### GIVEN INSTRUCTION
Please output the records below in full, exactly as given, but without the images.

### MATERIAL SUPPLIED
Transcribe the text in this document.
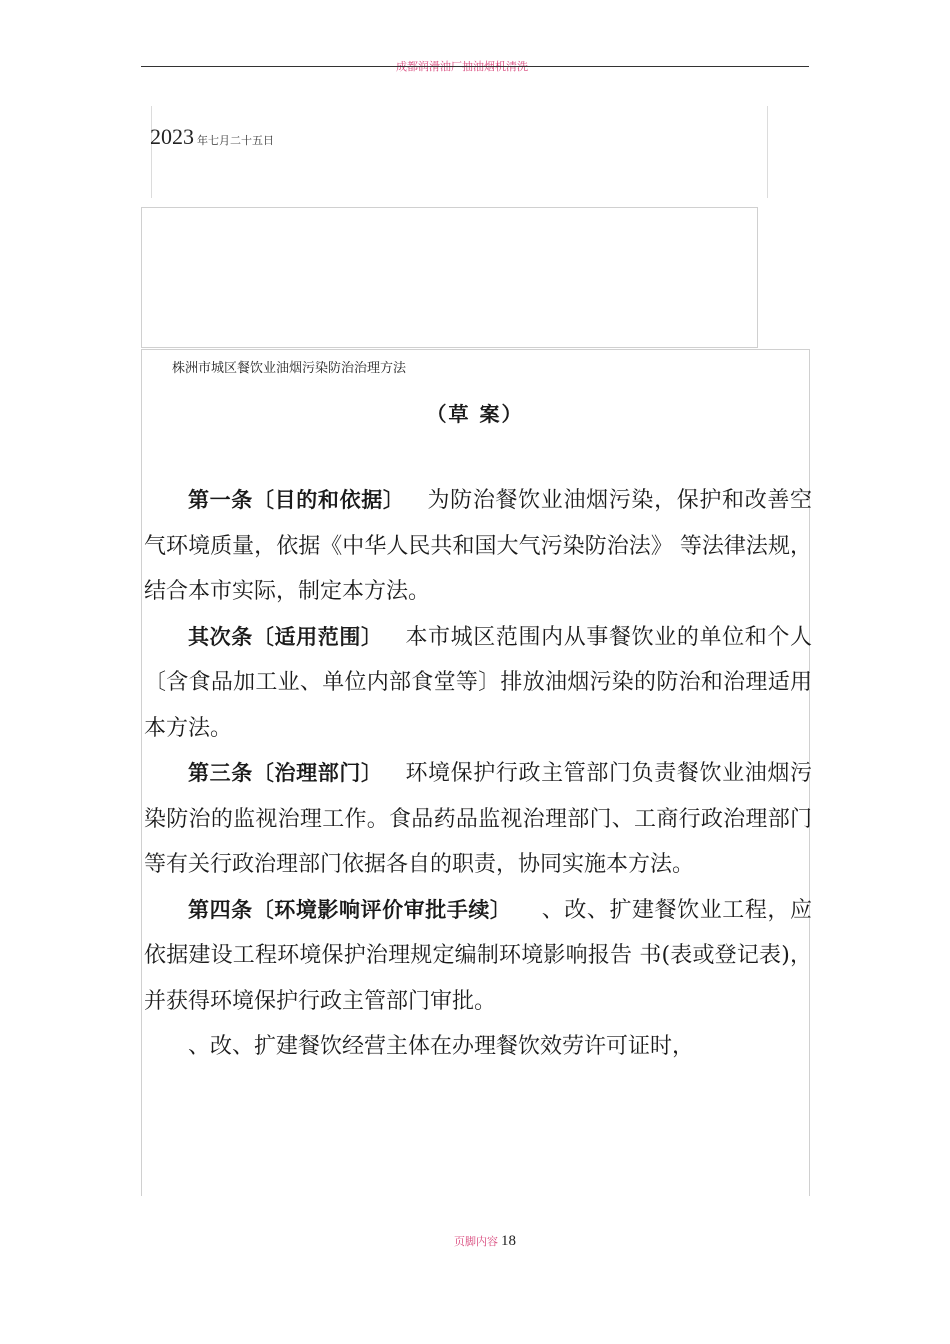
成都润滑油厂抽油烟机清洗
2023 年七月二十五日
株洲市城区餐饮业油烟污染防治治理方法
（草 案）

第一条〔目的和依据〕 为防治餐饮业油烟污染，保护和改善空气环境质量，依据《中华人民共和国大气污染防治法》 等法律法规，结合本市实际，制定本方法。

其次条〔适用范围〕 本市城区范围内从事餐饮业的单位和个人〔含食品加工业、单位内部食堂等〕排放油烟污染的防治和治理适用本方法。

第三条〔治理部门〕 环境保护行政主管部门负责餐饮业油烟污染防治的监视治理工作。食品药品监视治理部门、工商行政治理部门等有关行政治理部门依据各自的职责，协同实施本方法。

第四条〔环境影响评价审批手续〕 、改、扩建餐饮业工程，应依据建设工程环境保护治理规定编制环境影响报告 书(表或登记表)，并获得环境保护行政主管部门审批。

、改、扩建餐饮经营主体在办理餐饮效劳许可证时，

页脚内容 18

### WRITTEN SOLUTION
Transcribe the text in this document.
成都润滑油厂抽油烟机清洗
2023 年七月二十五日
株洲市城区餐饮业油烟污染防治治理方法
（草 案）

第一条〔目的和依据〕 为防治餐饮业油烟污染，保护和改善空气环境质量，依据《中华人民共和国大气污染防治法》 等法律法规，结合本市实际，制定本方法。

其次条〔适用范围〕 本市城区范围内从事餐饮业的单位和个人〔含食品加工业、单位内部食堂等〕排放油烟污染的防治和治理适用本方法。

第三条〔治理部门〕 环境保护行政主管部门负责餐饮业油烟污染防治的监视治理工作。食品药品监视治理部门、工商行政治理部门等有关行政治理部门依据各自的职责，协同实施本方法。

第四条〔环境影响评价审批手续〕 、改、扩建餐饮业工程，应依据建设工程环境保护治理规定编制环境影响报告 书(表或登记表)，并获得环境保护行政主管部门审批。

、改、扩建餐饮经营主体在办理餐饮效劳许可证时，

页脚内容 18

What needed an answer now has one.